> What you have to do
Please carry on the explanation of Verse 192 of the Golden Lay Verses from the point where it stops.

Golden Lay Verses

Verse 192 (நிர் நிலை வைப்பு)

தமிழ் பாடல்

கற்பதுவும் கேட்பதுவும் சொற்பனமா மற்பமடா

நிற்பதுவும் நெறியிடைா அற்புதமாங் குறியிலடா

Transliteration

kaṟpaduvum kēṭpaduvum coṟpanamā maṟpam aṭā

niṟpaduvum neṟiyiṭaiyā aṟputamāṅ kuṟiyilaṭā

Literal Translation

“What one studies and what one hears—(they are) like a dream; a mere ‘wrestling’ (or wrangle), lad.

To stand/abide in the way (நெறி)—that is the wondrous ‘mark/aim/sign’ (குறி), lad.”

Interpretive Translation

Book-learning and borrowed listening are as insubstantial as a dream and easily become mere contention. The real wonder is not in accumulating words but in steady abiding in the true path—where the ‘sign’ or ‘target’ of realization becomes evident inwardly.

Philosophical Explanation

The verse contrasts two modes of “knowing.”

1) “Learning” (கற்பது) and “hearing” (கேட்பது) can indicate scriptural study, received doctrine, or second-hand instruction. Calling them “dream-like” (சொற்பனம்) does not necessarily deny their usefulness; it criticizes their unreliability when they remain only mental impressions—passing, reshaped by memory, and unable by themselves to dissolve embodied ignorance.

2) The phrase rendered as “wrangle/wrestling” (மற்பம்) suggests the way knowledge becomes performance: debate, rivalry, display of cleverness, or the ego’s contest over meanings. In Siddhar idiom this is often treated as a diversion from direct transformation.

3) “Standing/abiding” (நிற்பது) points to sthiti—steadiness and stabilization. In yogic terms it can imply holding one’s awareness or breath in a disciplined alignment rather than letting it disperse into thought.

4) “The way/path” (நெறி) can be read ethically (right conduct), soteriologically (the liberating way), or yogically (the ‘path’ of inner practice). Siddhar usage often allows all of these at once: conduct, method, and inner route are inseparable.

5) “குறி” (mark/aim/sign) is intentionally compact: it may mean (a) the goal/target of practice, (b) a sign or symptom that confirms attainment, and/or (c) an inner “point” of attention (a locus where awareness is fixed). The verse’s force is that the authentic ‘kuri’ appears not through talk but through abiding—through lived, stabilized realization.

> Data provided
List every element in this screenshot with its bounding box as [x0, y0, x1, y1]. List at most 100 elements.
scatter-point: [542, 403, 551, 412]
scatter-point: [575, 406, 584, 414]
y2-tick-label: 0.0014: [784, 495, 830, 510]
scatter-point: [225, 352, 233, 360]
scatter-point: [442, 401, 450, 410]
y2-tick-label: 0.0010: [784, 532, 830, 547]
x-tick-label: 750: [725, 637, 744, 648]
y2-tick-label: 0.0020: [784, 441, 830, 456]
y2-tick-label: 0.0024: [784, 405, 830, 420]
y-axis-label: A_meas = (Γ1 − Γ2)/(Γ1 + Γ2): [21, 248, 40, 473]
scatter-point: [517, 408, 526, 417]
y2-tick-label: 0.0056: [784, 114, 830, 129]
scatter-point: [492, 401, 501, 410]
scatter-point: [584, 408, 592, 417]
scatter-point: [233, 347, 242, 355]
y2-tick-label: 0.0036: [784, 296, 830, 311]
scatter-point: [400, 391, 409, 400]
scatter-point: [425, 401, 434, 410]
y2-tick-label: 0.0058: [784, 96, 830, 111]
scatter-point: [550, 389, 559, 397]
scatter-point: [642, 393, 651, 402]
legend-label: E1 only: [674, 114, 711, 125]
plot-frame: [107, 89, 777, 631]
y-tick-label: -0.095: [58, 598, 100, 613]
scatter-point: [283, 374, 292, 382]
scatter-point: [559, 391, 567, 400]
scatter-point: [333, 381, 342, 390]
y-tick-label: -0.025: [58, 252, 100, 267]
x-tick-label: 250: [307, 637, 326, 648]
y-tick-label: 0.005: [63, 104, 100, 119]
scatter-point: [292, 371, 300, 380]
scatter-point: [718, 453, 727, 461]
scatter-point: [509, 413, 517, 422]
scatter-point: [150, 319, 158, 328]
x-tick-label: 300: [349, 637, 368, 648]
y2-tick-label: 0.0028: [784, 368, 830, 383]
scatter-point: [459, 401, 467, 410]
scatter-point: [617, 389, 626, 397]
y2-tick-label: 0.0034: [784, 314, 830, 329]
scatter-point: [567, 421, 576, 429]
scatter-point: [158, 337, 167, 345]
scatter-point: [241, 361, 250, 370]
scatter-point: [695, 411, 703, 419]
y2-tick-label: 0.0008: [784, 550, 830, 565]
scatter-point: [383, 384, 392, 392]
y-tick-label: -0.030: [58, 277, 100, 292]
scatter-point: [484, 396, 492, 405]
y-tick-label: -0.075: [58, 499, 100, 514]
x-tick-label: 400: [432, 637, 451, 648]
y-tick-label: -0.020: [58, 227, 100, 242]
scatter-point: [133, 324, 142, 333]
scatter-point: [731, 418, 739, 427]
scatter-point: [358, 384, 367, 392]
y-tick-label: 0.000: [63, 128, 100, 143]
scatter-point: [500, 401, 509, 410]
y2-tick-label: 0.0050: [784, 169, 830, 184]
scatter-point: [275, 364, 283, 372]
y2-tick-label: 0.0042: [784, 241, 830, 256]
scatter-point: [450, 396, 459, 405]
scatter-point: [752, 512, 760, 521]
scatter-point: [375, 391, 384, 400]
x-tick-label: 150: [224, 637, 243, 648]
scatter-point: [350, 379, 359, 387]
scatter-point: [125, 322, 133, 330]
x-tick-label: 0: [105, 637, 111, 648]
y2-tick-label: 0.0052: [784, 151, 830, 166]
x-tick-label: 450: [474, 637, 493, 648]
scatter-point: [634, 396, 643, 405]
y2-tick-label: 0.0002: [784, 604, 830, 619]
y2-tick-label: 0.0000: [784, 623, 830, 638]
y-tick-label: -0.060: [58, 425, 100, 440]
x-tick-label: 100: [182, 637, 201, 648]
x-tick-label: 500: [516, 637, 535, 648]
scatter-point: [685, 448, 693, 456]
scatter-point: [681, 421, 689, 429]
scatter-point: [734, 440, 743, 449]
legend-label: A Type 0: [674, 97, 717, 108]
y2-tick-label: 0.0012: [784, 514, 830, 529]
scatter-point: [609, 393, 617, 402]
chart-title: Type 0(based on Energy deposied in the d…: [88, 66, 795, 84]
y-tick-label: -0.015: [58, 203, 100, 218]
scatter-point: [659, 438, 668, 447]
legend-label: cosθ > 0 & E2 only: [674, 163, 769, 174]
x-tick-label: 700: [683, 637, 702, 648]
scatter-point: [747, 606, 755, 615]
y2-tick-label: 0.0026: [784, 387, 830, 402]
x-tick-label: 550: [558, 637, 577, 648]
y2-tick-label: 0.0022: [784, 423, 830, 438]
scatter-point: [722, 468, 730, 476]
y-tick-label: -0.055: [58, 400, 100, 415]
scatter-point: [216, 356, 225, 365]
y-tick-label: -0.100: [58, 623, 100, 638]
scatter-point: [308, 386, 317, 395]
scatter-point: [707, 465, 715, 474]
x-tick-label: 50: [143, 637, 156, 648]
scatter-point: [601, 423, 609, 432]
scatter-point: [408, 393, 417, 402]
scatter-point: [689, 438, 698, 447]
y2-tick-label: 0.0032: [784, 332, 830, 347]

> Response
Thus the teaching: second-hand knowledge is unstable and can become egoic contest; the marvel is the experiential certainty that arises when one actually stands in the path, where the confirming ‘sign/aim’ reveals itself.

Key Concepts

  • கற்பது (study/learning)
  • கேட்பது (hearing/received teaching)
  • சொற்பனம் (dream; insubstantiality)
  • மற்பம் (wrestling/contest; dispute; rivalry)
  • நிற்பது (standing/abiding; steadiness)
  • நெறி (path; right way; discipline)
  • குறி (mark/aim/sign; inner point of focus)
  • experiential realization vs. second-hand knowledge

Ambiguities or Multiple Readings

  • “மற்பம்” can mean literal ‘wrestling’ (a contest) or figuratively debate/quarreling/egoic rivalry; the verse may criticize argumentation more than study itself.
  • “சொற்பனம்” (dream) may mean ‘illusory/insubstantial’ or simply ‘fleeting/unstable’; it can be a warning against mistaking mental impressions for realization, not an outright rejection of learning.
  • “நெறியிடை” can be read as ‘in the path/way’ generally, or more specifically as an inner yogic route (e.g., the “middle way/central” alignment) without explicitly naming it.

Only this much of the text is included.